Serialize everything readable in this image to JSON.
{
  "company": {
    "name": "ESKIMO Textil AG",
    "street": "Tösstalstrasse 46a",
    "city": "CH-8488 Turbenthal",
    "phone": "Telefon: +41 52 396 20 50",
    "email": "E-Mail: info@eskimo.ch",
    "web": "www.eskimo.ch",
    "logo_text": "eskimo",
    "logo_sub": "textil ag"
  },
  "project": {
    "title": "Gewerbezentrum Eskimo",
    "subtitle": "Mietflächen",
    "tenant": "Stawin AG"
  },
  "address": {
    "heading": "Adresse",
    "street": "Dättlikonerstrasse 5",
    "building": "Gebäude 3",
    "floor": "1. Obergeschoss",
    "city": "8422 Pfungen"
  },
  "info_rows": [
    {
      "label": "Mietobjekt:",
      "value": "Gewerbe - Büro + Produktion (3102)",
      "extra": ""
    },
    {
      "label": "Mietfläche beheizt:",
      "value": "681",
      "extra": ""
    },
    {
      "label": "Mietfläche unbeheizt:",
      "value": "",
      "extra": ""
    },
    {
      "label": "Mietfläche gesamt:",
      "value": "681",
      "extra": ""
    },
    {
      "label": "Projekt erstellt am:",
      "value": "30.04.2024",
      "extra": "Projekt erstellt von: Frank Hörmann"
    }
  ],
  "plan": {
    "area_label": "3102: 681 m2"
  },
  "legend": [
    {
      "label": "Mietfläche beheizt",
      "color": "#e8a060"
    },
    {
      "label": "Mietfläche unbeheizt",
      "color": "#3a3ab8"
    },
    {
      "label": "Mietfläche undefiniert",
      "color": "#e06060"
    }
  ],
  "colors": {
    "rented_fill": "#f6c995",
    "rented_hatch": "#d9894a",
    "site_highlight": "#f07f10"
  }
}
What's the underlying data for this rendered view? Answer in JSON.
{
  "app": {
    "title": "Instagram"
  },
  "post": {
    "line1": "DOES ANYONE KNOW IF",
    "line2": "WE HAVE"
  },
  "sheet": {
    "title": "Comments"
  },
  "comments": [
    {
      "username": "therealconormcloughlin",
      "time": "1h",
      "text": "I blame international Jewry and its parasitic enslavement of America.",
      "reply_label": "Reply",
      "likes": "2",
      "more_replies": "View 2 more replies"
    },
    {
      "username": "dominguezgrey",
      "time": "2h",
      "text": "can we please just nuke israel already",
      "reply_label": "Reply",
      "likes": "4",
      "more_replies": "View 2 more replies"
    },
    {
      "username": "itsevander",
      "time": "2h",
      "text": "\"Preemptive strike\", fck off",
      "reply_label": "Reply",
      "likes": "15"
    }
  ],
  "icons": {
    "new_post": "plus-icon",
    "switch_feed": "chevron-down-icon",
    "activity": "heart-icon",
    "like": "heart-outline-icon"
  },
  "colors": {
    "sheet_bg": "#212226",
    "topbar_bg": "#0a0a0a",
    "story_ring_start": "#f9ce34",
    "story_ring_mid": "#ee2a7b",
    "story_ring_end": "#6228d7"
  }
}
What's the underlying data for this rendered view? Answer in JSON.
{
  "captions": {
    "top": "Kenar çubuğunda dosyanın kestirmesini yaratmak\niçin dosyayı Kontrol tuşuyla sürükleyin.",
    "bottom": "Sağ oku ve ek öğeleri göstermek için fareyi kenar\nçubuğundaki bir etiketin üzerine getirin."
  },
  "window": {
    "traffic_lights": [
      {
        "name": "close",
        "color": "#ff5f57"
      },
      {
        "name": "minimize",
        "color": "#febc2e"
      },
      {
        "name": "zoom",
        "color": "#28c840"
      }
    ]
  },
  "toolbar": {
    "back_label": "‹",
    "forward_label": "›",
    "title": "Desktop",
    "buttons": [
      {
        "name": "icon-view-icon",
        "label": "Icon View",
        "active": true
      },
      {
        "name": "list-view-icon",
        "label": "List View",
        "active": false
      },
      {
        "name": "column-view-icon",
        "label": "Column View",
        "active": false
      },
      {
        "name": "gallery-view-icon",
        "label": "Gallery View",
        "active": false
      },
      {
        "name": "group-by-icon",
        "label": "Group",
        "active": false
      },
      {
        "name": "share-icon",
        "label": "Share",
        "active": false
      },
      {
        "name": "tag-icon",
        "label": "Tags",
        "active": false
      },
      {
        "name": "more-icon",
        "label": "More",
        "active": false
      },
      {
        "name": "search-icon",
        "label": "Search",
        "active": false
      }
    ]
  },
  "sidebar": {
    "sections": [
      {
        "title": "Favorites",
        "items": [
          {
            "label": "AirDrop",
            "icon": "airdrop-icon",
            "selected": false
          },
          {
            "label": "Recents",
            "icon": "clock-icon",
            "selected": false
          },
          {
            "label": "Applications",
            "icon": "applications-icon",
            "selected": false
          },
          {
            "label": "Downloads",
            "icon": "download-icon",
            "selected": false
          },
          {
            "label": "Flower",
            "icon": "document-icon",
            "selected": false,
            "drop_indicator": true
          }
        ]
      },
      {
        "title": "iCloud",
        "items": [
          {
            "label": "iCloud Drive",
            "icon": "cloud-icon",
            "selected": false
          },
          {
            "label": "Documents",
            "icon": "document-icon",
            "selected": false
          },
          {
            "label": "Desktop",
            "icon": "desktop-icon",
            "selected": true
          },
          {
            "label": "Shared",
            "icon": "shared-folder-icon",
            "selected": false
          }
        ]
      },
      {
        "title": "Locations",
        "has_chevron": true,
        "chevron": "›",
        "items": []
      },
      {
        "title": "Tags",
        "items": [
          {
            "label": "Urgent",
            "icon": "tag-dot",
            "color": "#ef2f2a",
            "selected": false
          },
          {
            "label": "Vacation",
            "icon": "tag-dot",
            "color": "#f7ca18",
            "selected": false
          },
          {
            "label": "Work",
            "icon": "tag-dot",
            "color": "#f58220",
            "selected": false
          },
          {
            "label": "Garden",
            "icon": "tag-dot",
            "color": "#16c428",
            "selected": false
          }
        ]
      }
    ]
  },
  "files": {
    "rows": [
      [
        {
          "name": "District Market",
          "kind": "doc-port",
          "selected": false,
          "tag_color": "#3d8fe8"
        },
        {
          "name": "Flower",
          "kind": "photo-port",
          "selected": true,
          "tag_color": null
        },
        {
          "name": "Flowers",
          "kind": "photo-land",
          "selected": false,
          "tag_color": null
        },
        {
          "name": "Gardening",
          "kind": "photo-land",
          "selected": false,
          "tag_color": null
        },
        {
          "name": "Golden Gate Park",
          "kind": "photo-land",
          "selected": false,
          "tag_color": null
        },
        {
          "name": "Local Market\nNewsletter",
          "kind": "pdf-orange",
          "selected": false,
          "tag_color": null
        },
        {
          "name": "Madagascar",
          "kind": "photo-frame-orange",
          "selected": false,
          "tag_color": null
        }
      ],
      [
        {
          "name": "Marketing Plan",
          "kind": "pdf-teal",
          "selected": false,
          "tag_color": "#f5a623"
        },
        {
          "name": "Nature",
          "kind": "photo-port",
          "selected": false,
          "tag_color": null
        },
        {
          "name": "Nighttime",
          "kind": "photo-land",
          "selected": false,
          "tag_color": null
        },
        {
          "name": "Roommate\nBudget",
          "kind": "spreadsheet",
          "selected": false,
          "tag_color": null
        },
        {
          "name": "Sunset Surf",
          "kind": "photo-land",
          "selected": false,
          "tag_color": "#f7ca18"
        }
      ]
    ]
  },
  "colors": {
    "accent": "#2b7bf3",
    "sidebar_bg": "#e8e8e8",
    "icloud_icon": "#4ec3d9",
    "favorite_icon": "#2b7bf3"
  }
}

..............................

→ Work instructions
Transcribe every entry exactly, omitting nothing.

→ Full output
Serialize everything readable in this image to JSON.
{
  "company": {
    "name": "ESKIMO Textil AG",
    "street": "Tösstalstrasse 46a",
    "city": "CH-8488 Turbenthal",
    "phone": "Telefon: +41 52 396 20 50",
    "email": "E-Mail: info@eskimo.ch",
    "web": "www.eskimo.ch",
    "logo_text": "eskimo",
    "logo_sub": "textil ag"
  },
  "project": {
    "title": "Gewerbezentrum Eskimo",
    "subtitle": "Mietflächen",
    "tenant": "Stawin AG"
  },
  "address": {
    "heading": "Adresse",
    "street": "Dättlikonerstrasse 5",
    "building": "Gebäude 3",
    "floor": "1. Obergeschoss",
    "city": "8422 Pfungen"
  },
  "info_rows": [
    {
      "label": "Mietobjekt:",
      "value": "Gewerbe - Büro + Produktion (3102)",
      "extra": ""
    },
    {
      "label": "Mietfläche beheizt:",
      "value": "681",
      "extra": ""
    },
    {
      "label": "Mietfläche unbeheizt:",
      "value": "",
      "extra": ""
    },
    {
      "label": "Mietfläche gesamt:",
      "value": "681",
      "extra": ""
    },
    {
      "label": "Projekt erstellt am:",
      "value": "30.04.2024",
      "extra": "Projekt erstellt von: Frank Hörmann"
    }
  ],
  "plan": {
    "area_label": "3102: 681 m2"
  },
  "legend": [
    {
      "label": "Mietfläche beheizt",
      "color": "#e8a060"
    },
    {
      "label": "Mietfläche unbeheizt",
      "color": "#3a3ab8"
    },
    {
      "label": "Mietfläche undefiniert",
      "color": "#e06060"
    }
  ],
  "colors": {
    "rented_fill": "#f6c995",
    "rented_hatch": "#d9894a",
    "site_highlight": "#f07f10"
  }
}
What's the underlying data for this rendered view? Answer in JSON.
{
  "app": {
    "title": "Instagram"
  },
  "post": {
    "line1": "DOES ANYONE KNOW IF",
    "line2": "WE HAVE"
  },
  "sheet": {
    "title": "Comments"
  },
  "comments": [
    {
      "username": "therealconormcloughlin",
      "time": "1h",
      "text": "I blame international Jewry and its parasitic enslavement of America.",
      "reply_label": "Reply",
      "likes": "2",
      "more_replies": "View 2 more replies"
    },
    {
      "username": "dominguezgrey",
      "time": "2h",
      "text": "can we please just nuke israel already",
      "reply_label": "Reply",
      "likes": "4",
      "more_replies": "View 2 more replies"
    },
    {
      "username": "itsevander",
      "time": "2h",
      "text": "\"Preemptive strike\", fck off",
      "reply_label": "Reply",
      "likes": "15"
    }
  ],
  "icons": {
    "new_post": "plus-icon",
    "switch_feed": "chevron-down-icon",
    "activity": "heart-icon",
    "like": "heart-outline-icon"
  },
  "colors": {
    "sheet_bg": "#212226",
    "topbar_bg": "#0a0a0a",
    "story_ring_start": "#f9ce34",
    "story_ring_mid": "#ee2a7b",
    "story_ring_end": "#6228d7"
  }
}
What's the underlying data for this rendered view? Answer in JSON.
{
  "captions": {
    "top": "Kenar çubuğunda dosyanın kestirmesini yaratmak\niçin dosyayı Kontrol tuşuyla sürükleyin.",
    "bottom": "Sağ oku ve ek öğeleri göstermek için fareyi kenar\nçubuğundaki bir etiketin üzerine getirin."
  },
  "window": {
    "traffic_lights": [
      {
        "name": "close",
        "color": "#ff5f57"
      },
      {
        "name": "minimize",
        "color": "#febc2e"
      },
      {
        "name": "zoom",
        "color": "#28c840"
      }
    ]
  },
  "toolbar": {
    "back_label": "‹",
    "forward_label": "›",
    "title": "Desktop",
    "buttons": [
      {
        "name": "icon-view-icon",
        "label": "Icon View",
        "active": true
      },
      {
        "name": "list-view-icon",
        "label": "List View",
        "active": false
      },
      {
        "name": "column-view-icon",
        "label": "Column View",
        "active": false
      },
      {
        "name": "gallery-view-icon",
        "label": "Gallery View",
        "active": false
      },
      {
        "name": "group-by-icon",
        "label": "Group",
        "active": false
      },
      {
        "name": "share-icon",
        "label": "Share",
        "active": false
      },
      {
        "name": "tag-icon",
        "label": "Tags",
        "active": false
      },
      {
        "name": "more-icon",
        "label": "More",
        "active": false
      },
      {
        "name": "search-icon",
        "label": "Search",
        "active": false
      }
    ]
  },
  "sidebar": {
    "sections": [
      {
        "title": "Favorites",
        "items": [
          {
            "label": "AirDrop",
            "icon": "airdrop-icon",
            "selected": false
          },
          {
            "label": "Recents",
            "icon": "clock-icon",
            "selected": false
          },
          {
            "label": "Applications",
            "icon": "applications-icon",
            "selected": false
          },
          {
            "label": "Downloads",
            "icon": "download-icon",
            "selected": false
          },
          {
            "label": "Flower",
            "icon": "document-icon",
            "selected": false,
            "drop_indicator": true
          }
        ]
      },
      {
        "title": "iCloud",
        "items": [
          {
            "label": "iCloud Drive",
            "icon": "cloud-icon",
            "selected": false
          },
          {
            "label": "Documents",
            "icon": "document-icon",
            "selected": false
          },
          {
            "label": "Desktop",
            "icon": "desktop-icon",
            "selected": true
          },
          {
            "label": "Shared",
            "icon": "shared-folder-icon",
            "selected": false
          }
        ]
      },
      {
        "title": "Locations",
        "has_chevron": true,
        "chevron": "›",
        "items": []
      },
      {
        "title": "Tags",
        "items": [
          {
            "label": "Urgent",
            "icon": "tag-dot",
            "color": "#ef2f2a",
            "selected": false
          },
          {
            "label": "Vacation",
            "icon": "tag-dot",
            "color": "#f7ca18",
            "selected": false
          },
          {
            "label": "Work",
            "icon": "tag-dot",
            "color": "#f58220",
            "selected": false
          },
          {
            "label": "Garden",
            "icon": "tag-dot",
            "color": "#16c428",
            "selected": false
          }
        ]
      }
    ]
  },
  "files": {
    "rows": [
      [
        {
          "name": "District Market",
          "kind": "doc-port",
          "selected": false,
          "tag_color": "#3d8fe8"
        },
        {
          "name": "Flower",
          "kind": "photo-port",
          "selected": true,
          "tag_color": null
        },
        {
          "name": "Flowers",
          "kind": "photo-land",
          "selected": false,
          "tag_color": null
        },
        {
          "name": "Gardening",
          "kind": "photo-land",
          "selected": false,
          "tag_color": null
        },
        {
          "name": "Golden Gate Park",
          "kind": "photo-land",
          "selected": false,
          "tag_color": null
        },
        {
          "name": "Local Market\nNewsletter",
          "kind": "pdf-orange",
          "selected": false,
          "tag_color": null
        },
        {
          "name": "Madagascar",
          "kind": "photo-frame-orange",
          "selected": false,
          "tag_color": null
        }
      ],
      [
        {
          "name": "Marketing Plan",
          "kind": "pdf-teal",
          "selected": false,
          "tag_color": "#f5a623"
        },
        {
          "name": "Nature",
          "kind": "photo-port",
          "selected": false,
          "tag_color": null
        },
        {
          "name": "Nighttime",
          "kind": "photo-land",
          "selected": false,
          "tag_color": null
        },
        {
          "name": "Roommate\nBudget",
          "kind": "spreadsheet",
          "selected": false,
          "tag_color": null
        },
        {
          "name": "Sunset Surf",
          "kind": "photo-land",
          "selected": false,
          "tag_color": "#f7ca18"
        }
      ]
    ]
  },
  "colors": {
    "accent": "#2b7bf3",
    "sidebar_bg": "#e8e8e8",
    "icloud_icon": "#4ec3d9",
    "favorite_icon": "#2b7bf3"
  }
}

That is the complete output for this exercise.